- **SHORT TASK**
Look below. Copy each line that has "NEXT" in it.

========================================================================

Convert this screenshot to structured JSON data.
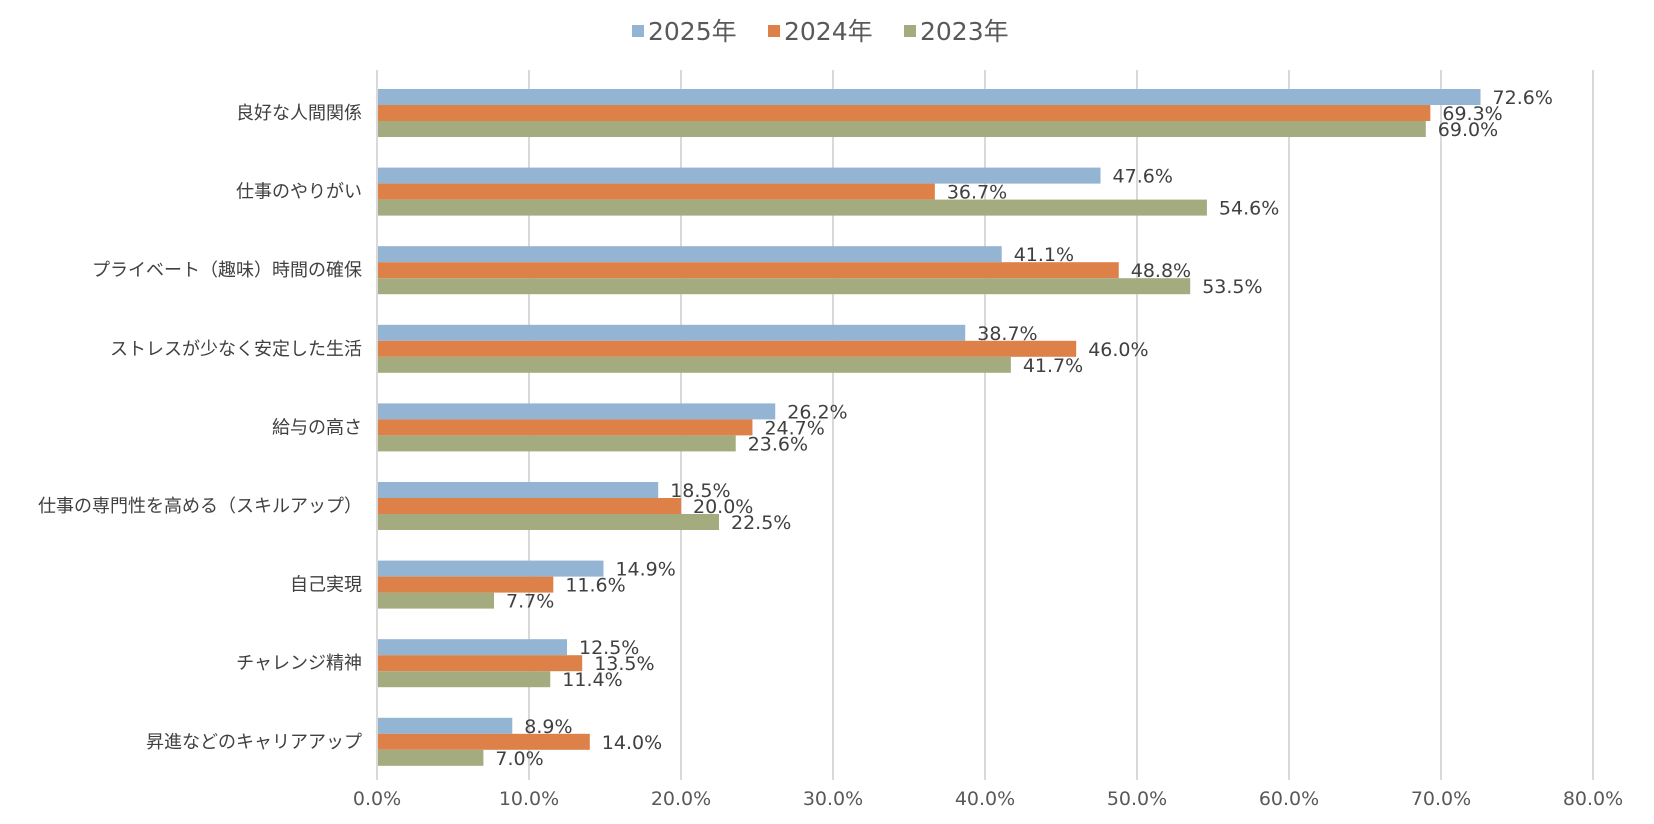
{
  "chart_data": {
    "type": "bar",
    "orientation": "horizontal",
    "title": "",
    "xlabel": "",
    "ylabel": "",
    "xlim": [
      0,
      80
    ],
    "x_ticks": [
      "0.0%",
      "10.0%",
      "20.0%",
      "30.0%",
      "40.0%",
      "50.0%",
      "60.0%",
      "70.0%",
      "80.0%"
    ],
    "x_tick_values": [
      0,
      10,
      20,
      30,
      40,
      50,
      60,
      70,
      80
    ],
    "grid": true,
    "legend_position": "top-center",
    "value_format": "percent-1dp",
    "categories": [
      "良好な人間関係",
      "仕事のやりがい",
      "プライベート（趣味）時間の確保",
      "ストレスが少なく安定した生活",
      "給与の高さ",
      "仕事の専門性を高める（スキルアップ）",
      "自己実現",
      "チャレンジ精神",
      "昇進などのキャリアアップ"
    ],
    "series": [
      {
        "name": "2025年",
        "color": "#93b4d3",
        "values": [
          72.6,
          47.6,
          41.1,
          38.7,
          26.2,
          18.5,
          14.9,
          12.5,
          8.9
        ]
      },
      {
        "name": "2024年",
        "color": "#de8148",
        "values": [
          69.3,
          36.7,
          48.8,
          46.0,
          24.7,
          20.0,
          11.6,
          13.5,
          14.0
        ]
      },
      {
        "name": "2023年",
        "color": "#a4ab7f",
        "values": [
          69.0,
          54.6,
          53.5,
          41.7,
          23.6,
          22.5,
          7.7,
          11.4,
          7.0
        ]
      }
    ]
  }
}
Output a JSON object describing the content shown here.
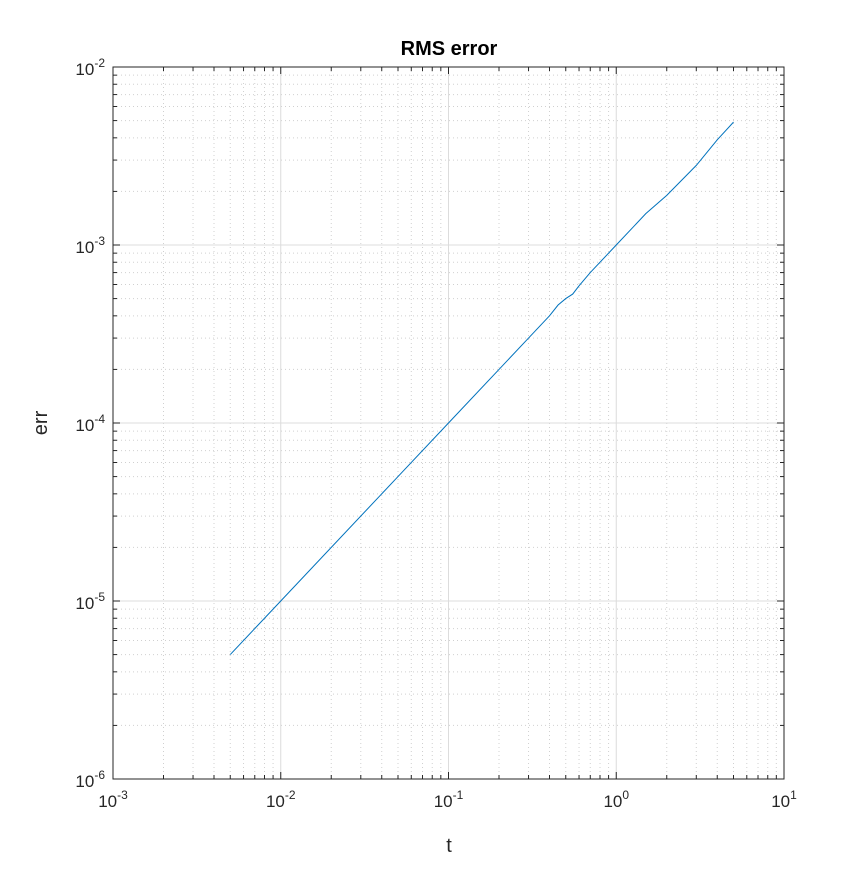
{
  "chart_data": {
    "type": "line",
    "title": "RMS error",
    "xlabel": "t",
    "ylabel": "err",
    "xscale": "log",
    "yscale": "log",
    "xlim": [
      0.001,
      10
    ],
    "ylim": [
      1e-06,
      0.01
    ],
    "grid": true,
    "minor_grid": true,
    "x_ticks": [
      {
        "base": "10",
        "exp": "-3",
        "value": 0.001
      },
      {
        "base": "10",
        "exp": "-2",
        "value": 0.01
      },
      {
        "base": "10",
        "exp": "-1",
        "value": 0.1
      },
      {
        "base": "10",
        "exp": "0",
        "value": 1
      },
      {
        "base": "10",
        "exp": "1",
        "value": 10
      }
    ],
    "y_ticks": [
      {
        "base": "10",
        "exp": "-6",
        "value": 1e-06
      },
      {
        "base": "10",
        "exp": "-5",
        "value": 1e-05
      },
      {
        "base": "10",
        "exp": "-4",
        "value": 0.0001
      },
      {
        "base": "10",
        "exp": "-3",
        "value": 0.001
      },
      {
        "base": "10",
        "exp": "-2",
        "value": 0.01
      }
    ],
    "series": [
      {
        "color": "#0072BD",
        "x": [
          0.005,
          0.01,
          0.05,
          0.1,
          0.2,
          0.3,
          0.4,
          0.45,
          0.5,
          0.55,
          0.6,
          0.7,
          1.0,
          1.5,
          2.0,
          3.0,
          4.0,
          5.0
        ],
        "y": [
          5e-06,
          1e-05,
          5e-05,
          0.0001,
          0.0002,
          0.0003,
          0.0004,
          0.00046,
          0.0005,
          0.00053,
          0.00059,
          0.0007,
          0.001,
          0.0015,
          0.0019,
          0.0028,
          0.0039,
          0.0049
        ]
      }
    ]
  }
}
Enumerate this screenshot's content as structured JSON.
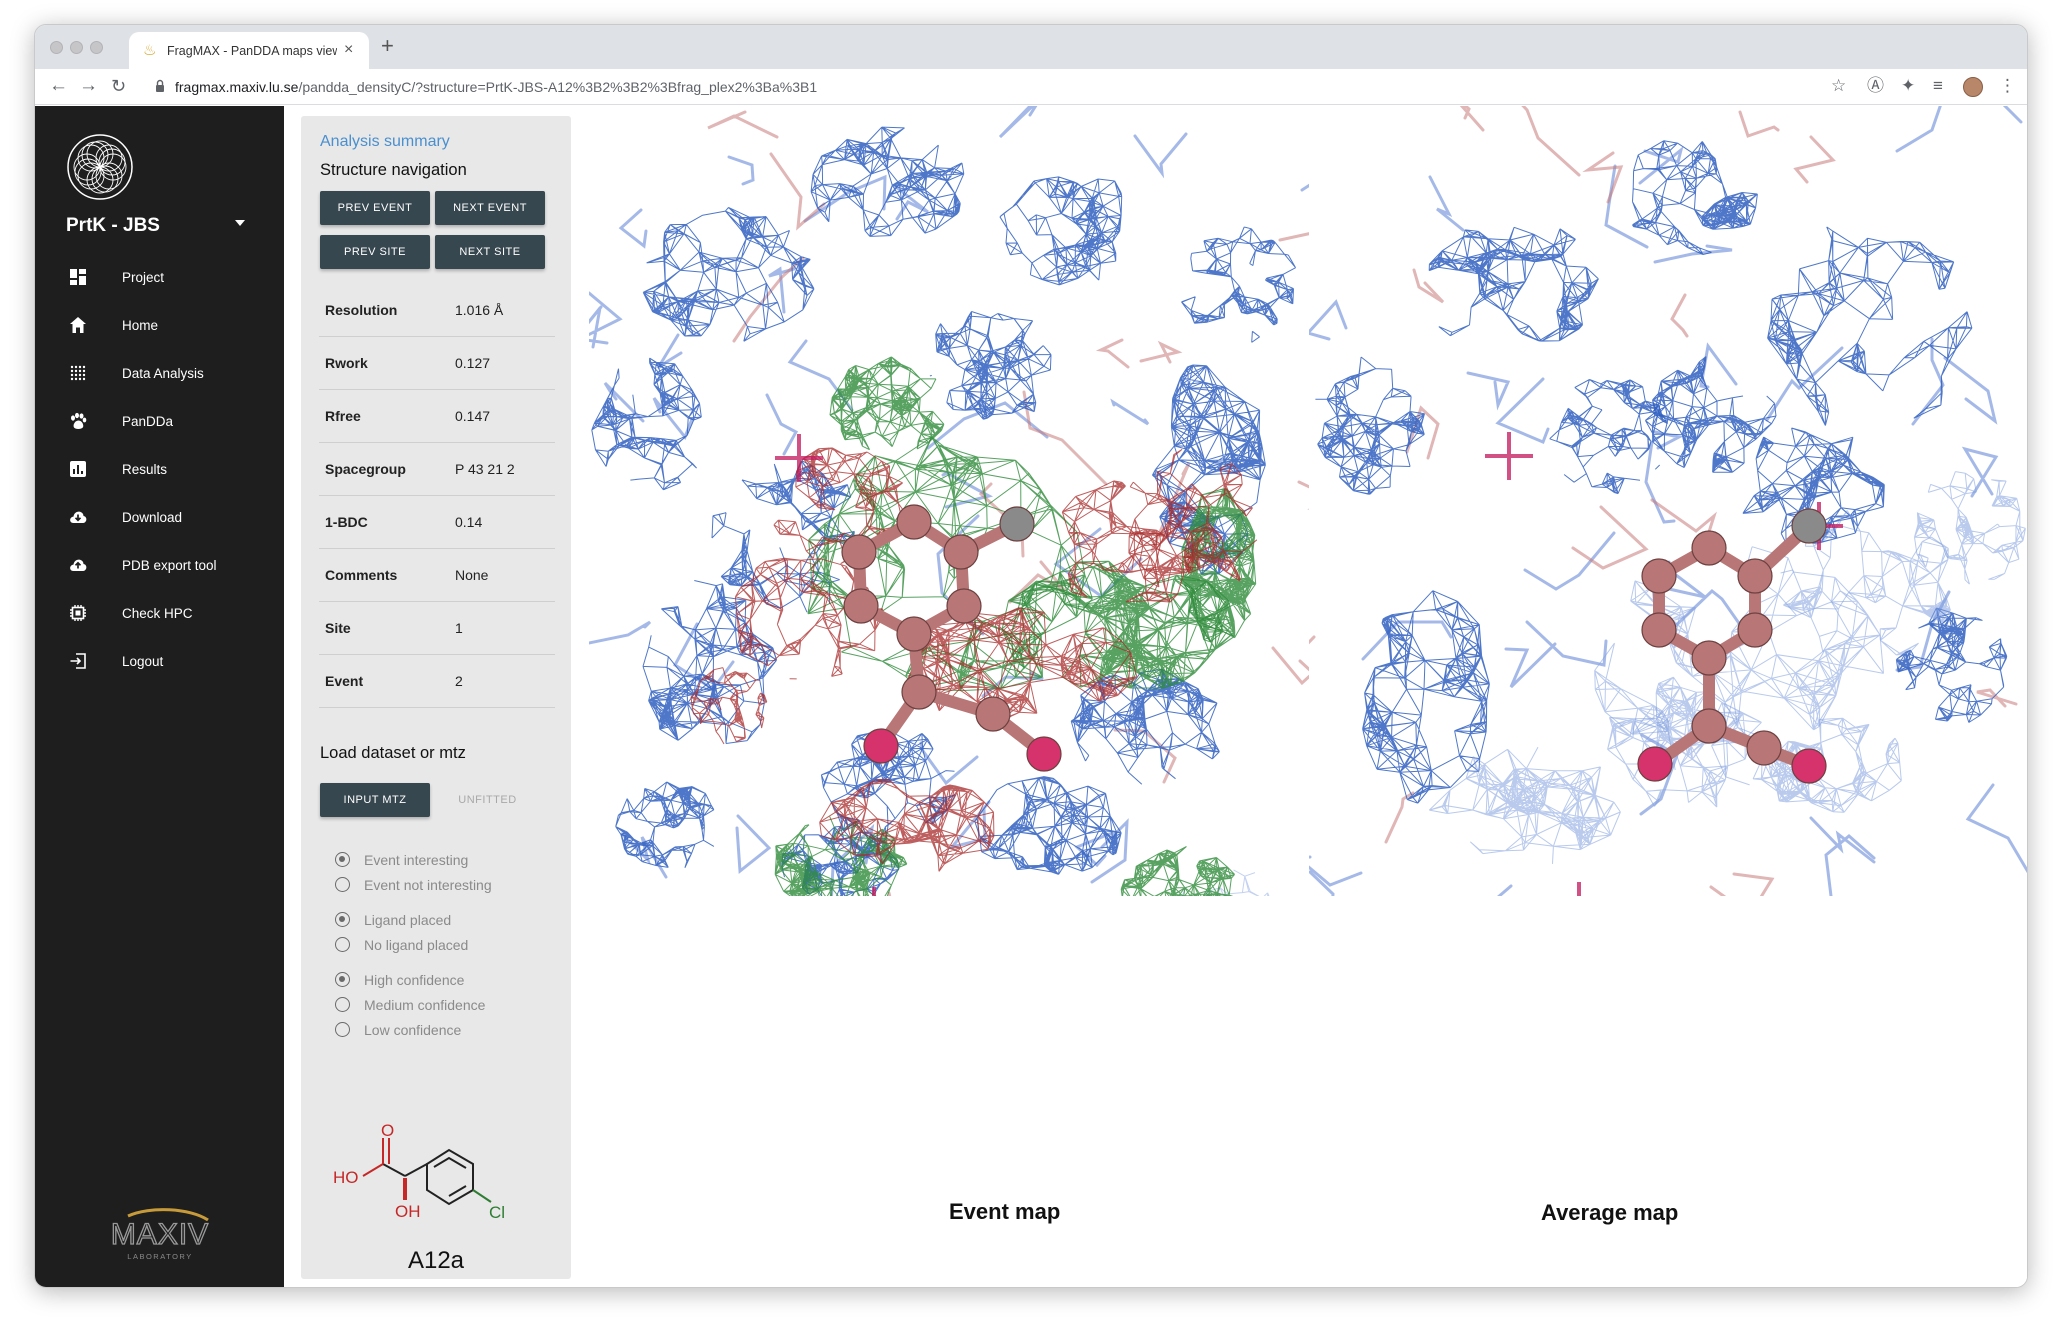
{
  "browser": {
    "tab_title": "FragMAX - PanDDA maps viewer",
    "url_host": "fragmax.maxiv.lu.se",
    "url_path": "/pandda_densityC/?structure=PrtK-JBS-A12%3B2%3B2%3Bfrag_plex2%3Ba%3B1"
  },
  "sidebar": {
    "project_name": "PrtK - JBS",
    "items": [
      {
        "label": "Project",
        "icon": "dashboard-icon"
      },
      {
        "label": "Home",
        "icon": "home-icon"
      },
      {
        "label": "Data Analysis",
        "icon": "grid-dots-icon"
      },
      {
        "label": "PanDDa",
        "icon": "paw-icon"
      },
      {
        "label": "Results",
        "icon": "bar-chart-icon"
      },
      {
        "label": "Download",
        "icon": "cloud-download-icon"
      },
      {
        "label": "PDB export tool",
        "icon": "cloud-upload-icon"
      },
      {
        "label": "Check HPC",
        "icon": "cpu-chip-icon"
      },
      {
        "label": "Logout",
        "icon": "logout-icon"
      }
    ],
    "footer_logo": "MAX IV LABORATORY"
  },
  "panel": {
    "summary_link": "Analysis summary",
    "nav_heading": "Structure navigation",
    "buttons": {
      "prev_event": "PREV EVENT",
      "next_event": "NEXT EVENT",
      "prev_site": "PREV SITE",
      "next_site": "NEXT SITE"
    },
    "info": [
      {
        "key": "Resolution",
        "value": "1.016 Å"
      },
      {
        "key": "Rwork",
        "value": "0.127"
      },
      {
        "key": "Rfree",
        "value": "0.147"
      },
      {
        "key": "Spacegroup",
        "value": "P 43 21 2"
      },
      {
        "key": "1-BDC",
        "value": "0.14"
      },
      {
        "key": "Comments",
        "value": "None"
      },
      {
        "key": "Site",
        "value": "1"
      },
      {
        "key": "Event",
        "value": "2"
      }
    ],
    "load_heading": "Load dataset or mtz",
    "input_mtz": "INPUT MTZ",
    "unfitted": "UNFITTED",
    "radios": [
      {
        "label": "Event interesting",
        "checked": true
      },
      {
        "label": "Event not interesting",
        "checked": false
      },
      {
        "label": "Ligand placed",
        "checked": true
      },
      {
        "label": "No ligand placed",
        "checked": false
      },
      {
        "label": "High confidence",
        "checked": true
      },
      {
        "label": "Medium confidence",
        "checked": false
      },
      {
        "label": "Low confidence",
        "checked": false
      }
    ],
    "structure_labels": {
      "ho": "HO",
      "o": "O",
      "oh": "OH",
      "cl": "Cl"
    },
    "ligand_code": "A12a"
  },
  "viewer": {
    "event_map_label": "Event map",
    "average_map_label": "Average map"
  },
  "colors": {
    "sidebar_bg": "#1e1e1e",
    "panel_bg": "#e8e8e8",
    "button_bg": "#37474f",
    "link": "#4a8fcf",
    "mesh_blue": "#2f5fbf",
    "mesh_green": "#2e8b3a",
    "mesh_red": "#a82a2a",
    "ligand": "#b87676"
  }
}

========================================================================

- **SOLUTION FOR THIS PROBLEM**
      "next_event": "NEXT EVENT",
      "next_site": "NEXT SITE"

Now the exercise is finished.